Problem to solve:
Rewrite the data below with every "paragraph" replaced by "section" and nothing else changed. Leave the pictures out of your output.

Data to process:
-=-=-

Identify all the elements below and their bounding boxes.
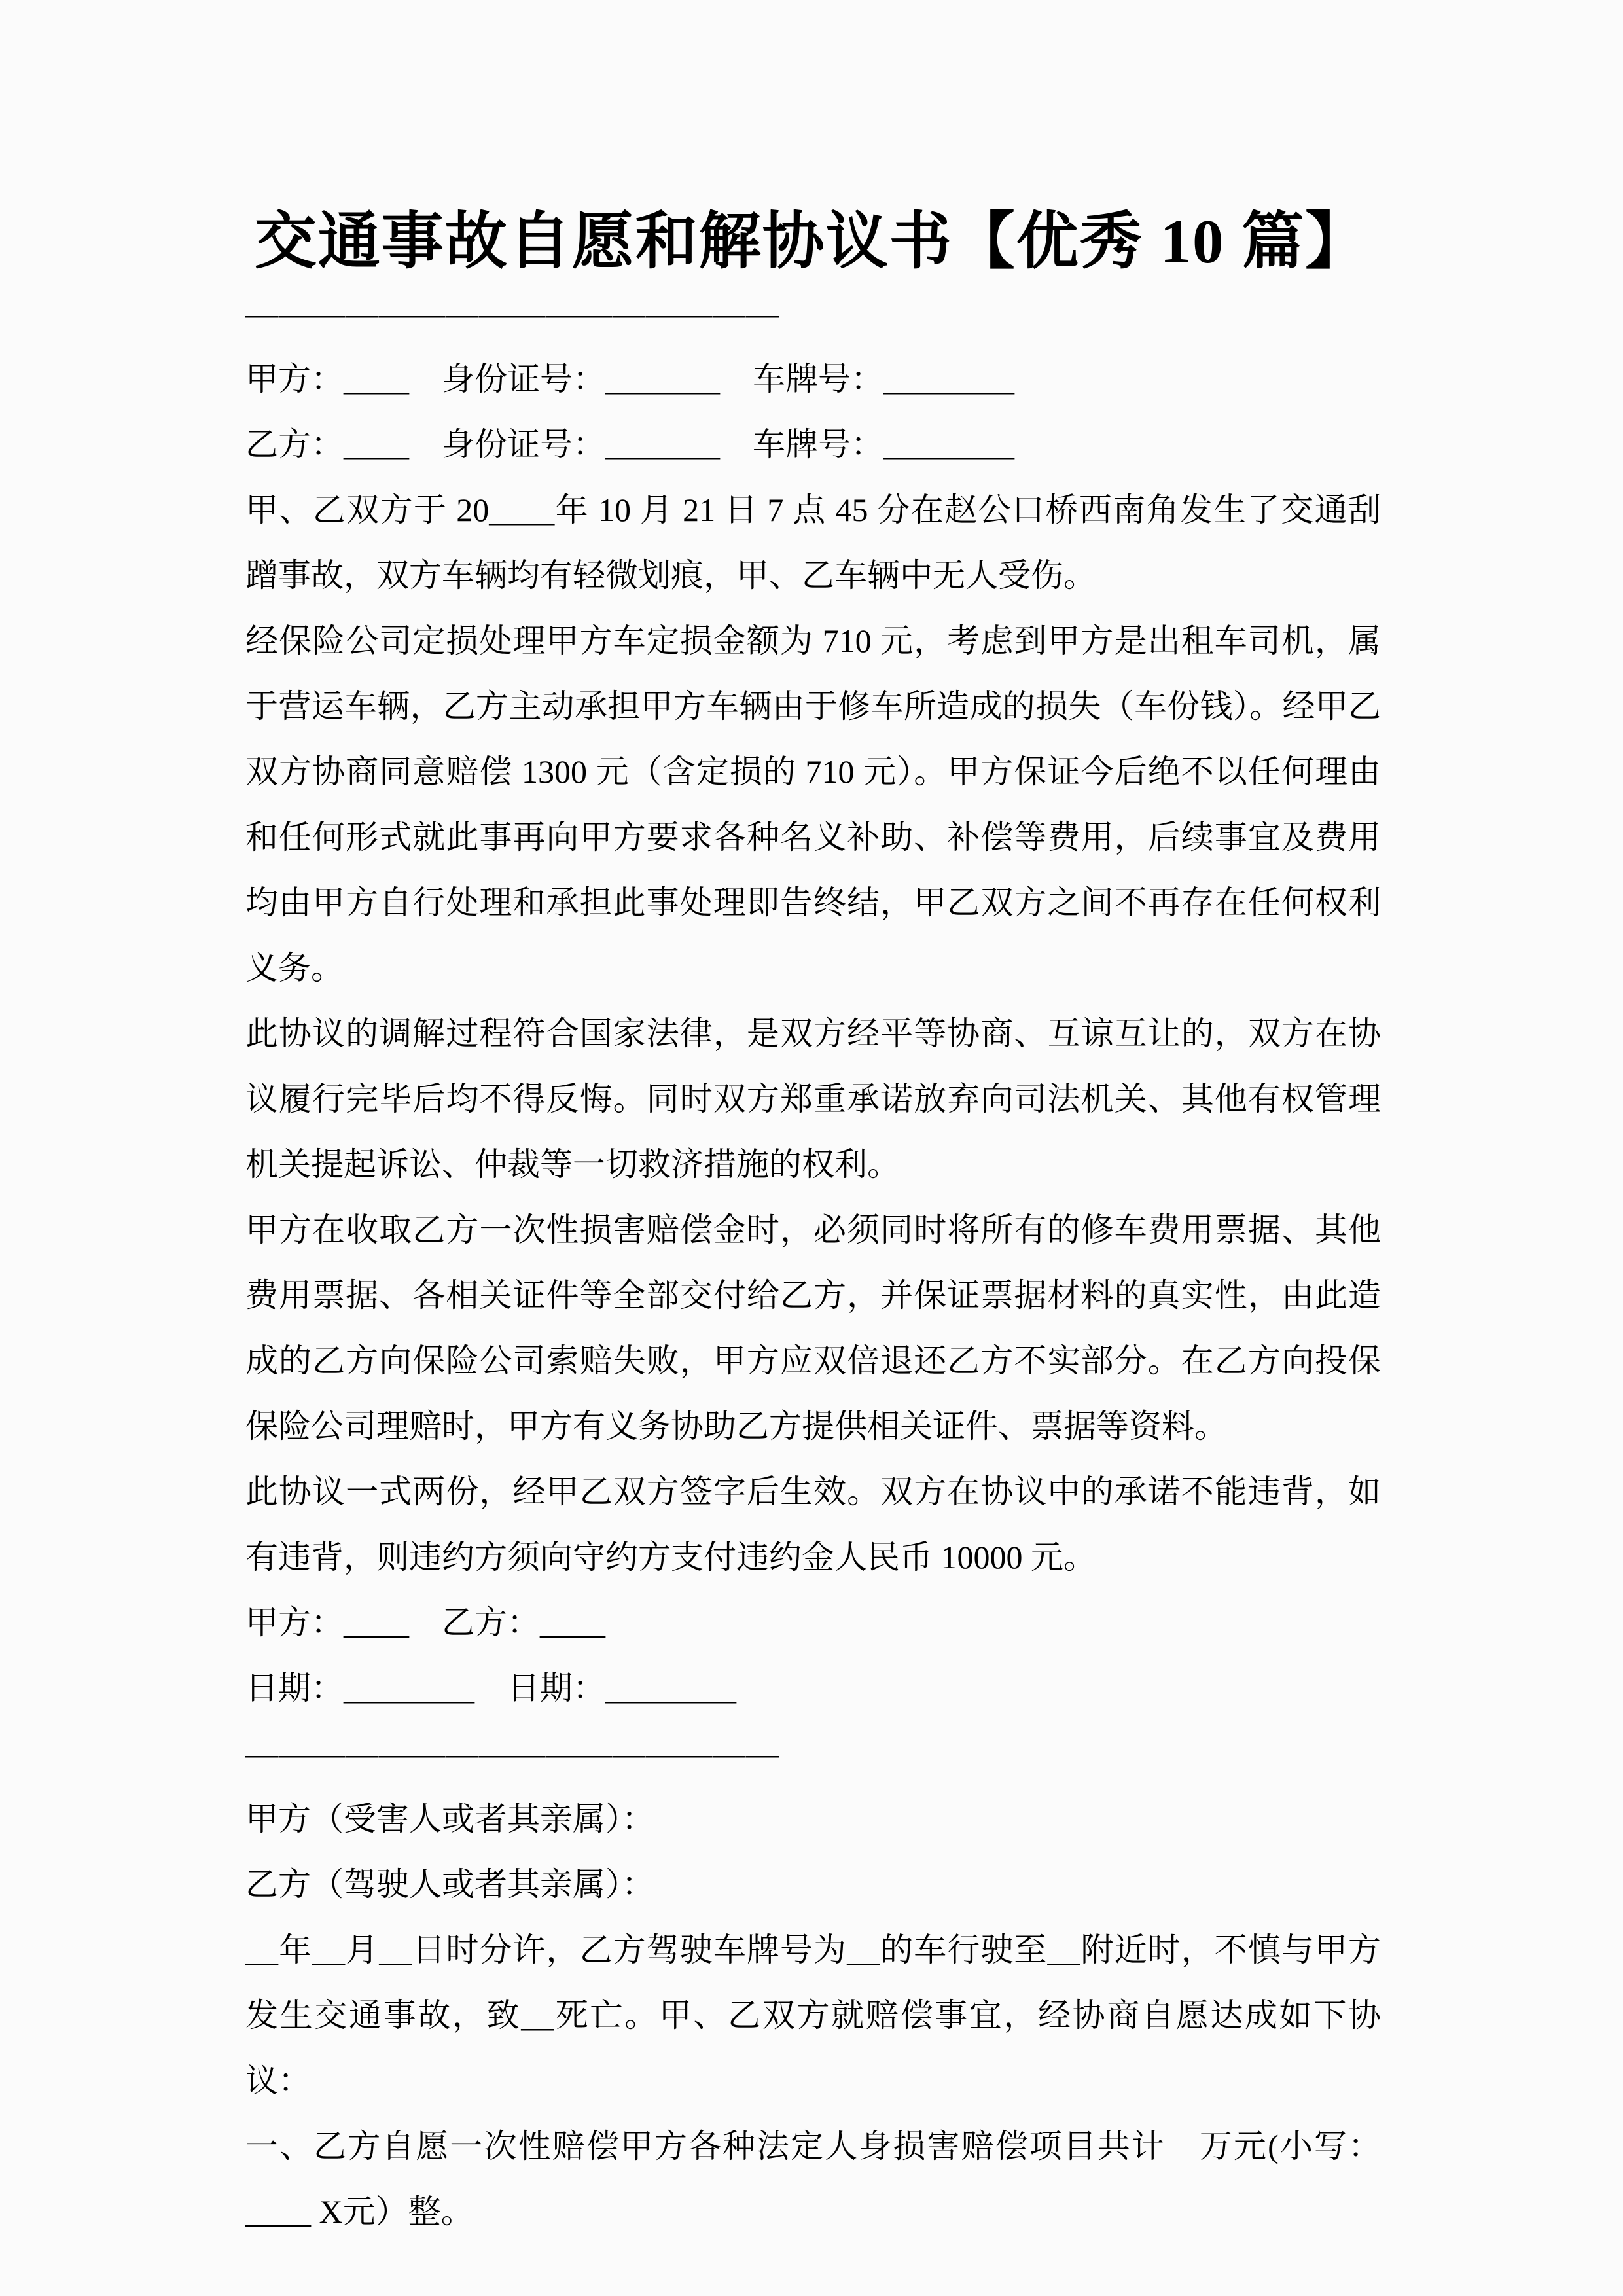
- party-a-info-line: 甲方：____ 身份证号：_______ 车牌号：________: [245, 346, 1381, 412]
- divider-line-top: ————————————————: [245, 281, 1381, 346]
- date-line: 日期：________ 日期：________: [245, 1655, 1381, 1721]
- paragraph-accident-description: 甲、乙双方于 20____年 10 月 21 日 7 点 45 分在赵公口桥西南…: [245, 477, 1381, 608]
- party-b-info-line: 乙方：____ 身份证号：_______ 车牌号：________: [245, 412, 1381, 477]
- document-page: 交通事故自愿和解协议书【优秀 10 篇】 ———————————————— 甲方…: [0, 0, 1623, 2296]
- paragraph-duplicate-copies-penalty: 此协议一式两份，经甲乙双方签字后生效。双方在协议中的承诺不能违背，如有违背，则违…: [245, 1459, 1381, 1590]
- paragraph-receipts-handover: 甲方在收取乙方一次性损害赔偿金时，必须同时将所有的修车费用票据、其他费用票据、各…: [245, 1197, 1381, 1459]
- document-body: ———————————————— 甲方：____ 身份证号：_______ 车牌…: [245, 281, 1381, 2244]
- paragraph-mediation-legality: 此协议的调解过程符合国家法律，是双方经平等协商、互谅互让的，双方在协议履行完毕后…: [245, 1001, 1381, 1197]
- divider-line-middle: ————————————————: [245, 1721, 1381, 1786]
- party-a-role-line: 甲方（受害人或者其亲属）：: [245, 1786, 1381, 1852]
- document-title: 交通事故自愿和解协议书【优秀 10 篇】: [0, 0, 1623, 281]
- party-b-role-line: 乙方（驾驶人或者其亲属）：: [245, 1852, 1381, 1917]
- paragraph-accident-statement: __年__月__日时分许，乙方驾驶车牌号为__的车行驶至__附近时，不慎与甲方发…: [245, 1917, 1381, 2113]
- signature-line: 甲方：____ 乙方：____: [245, 1590, 1381, 1655]
- paragraph-compensation-item-one: 一、乙方自愿一次性赔偿甲方各种法定人身损害赔偿项目共计 万元(小写：____ X…: [245, 2113, 1381, 2244]
- paragraph-insurance-compensation: 经保险公司定损处理甲方车定损金额为 710 元，考虑到甲方是出租车司机，属于营运…: [245, 608, 1381, 1001]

-=-=-

Written answer:
Identify all the elements below and their bounding boxes.
- party-a-info-line: 甲方：____ 身份证号：_______ 车牌号：________: [245, 346, 1381, 412]
- divider-line-top: ————————————————: [245, 281, 1381, 346]
- date-line: 日期：________ 日期：________: [245, 1655, 1381, 1721]
- section-accident-description: 甲、乙双方于 20____年 10 月 21 日 7 点 45 分在赵公口桥西南…: [245, 477, 1381, 608]
- party-b-info-line: 乙方：____ 身份证号：_______ 车牌号：________: [245, 412, 1381, 477]
- document-page: 交通事故自愿和解协议书【优秀 10 篇】 ———————————————— 甲方…: [0, 0, 1623, 2296]
- section-duplicate-copies-penalty: 此协议一式两份，经甲乙双方签字后生效。双方在协议中的承诺不能违背，如有违背，则违…: [245, 1459, 1381, 1590]
- section-receipts-handover: 甲方在收取乙方一次性损害赔偿金时，必须同时将所有的修车费用票据、其他费用票据、各…: [245, 1197, 1381, 1459]
- document-body: ———————————————— 甲方：____ 身份证号：_______ 车牌…: [245, 281, 1381, 2244]
- section-mediation-legality: 此协议的调解过程符合国家法律，是双方经平等协商、互谅互让的，双方在协议履行完毕后…: [245, 1001, 1381, 1197]
- divider-line-middle: ————————————————: [245, 1721, 1381, 1786]
- party-a-role-line: 甲方（受害人或者其亲属）：: [245, 1786, 1381, 1852]
- document-title: 交通事故自愿和解协议书【优秀 10 篇】: [0, 0, 1623, 281]
- party-b-role-line: 乙方（驾驶人或者其亲属）：: [245, 1852, 1381, 1917]
- section-accident-statement: __年__月__日时分许，乙方驾驶车牌号为__的车行驶至__附近时，不慎与甲方发…: [245, 1917, 1381, 2113]
- signature-line: 甲方：____ 乙方：____: [245, 1590, 1381, 1655]
- section-compensation-item-one: 一、乙方自愿一次性赔偿甲方各种法定人身损害赔偿项目共计 万元(小写：____ X…: [245, 2113, 1381, 2244]
- section-insurance-compensation: 经保险公司定损处理甲方车定损金额为 710 元，考虑到甲方是出租车司机，属于营运…: [245, 608, 1381, 1001]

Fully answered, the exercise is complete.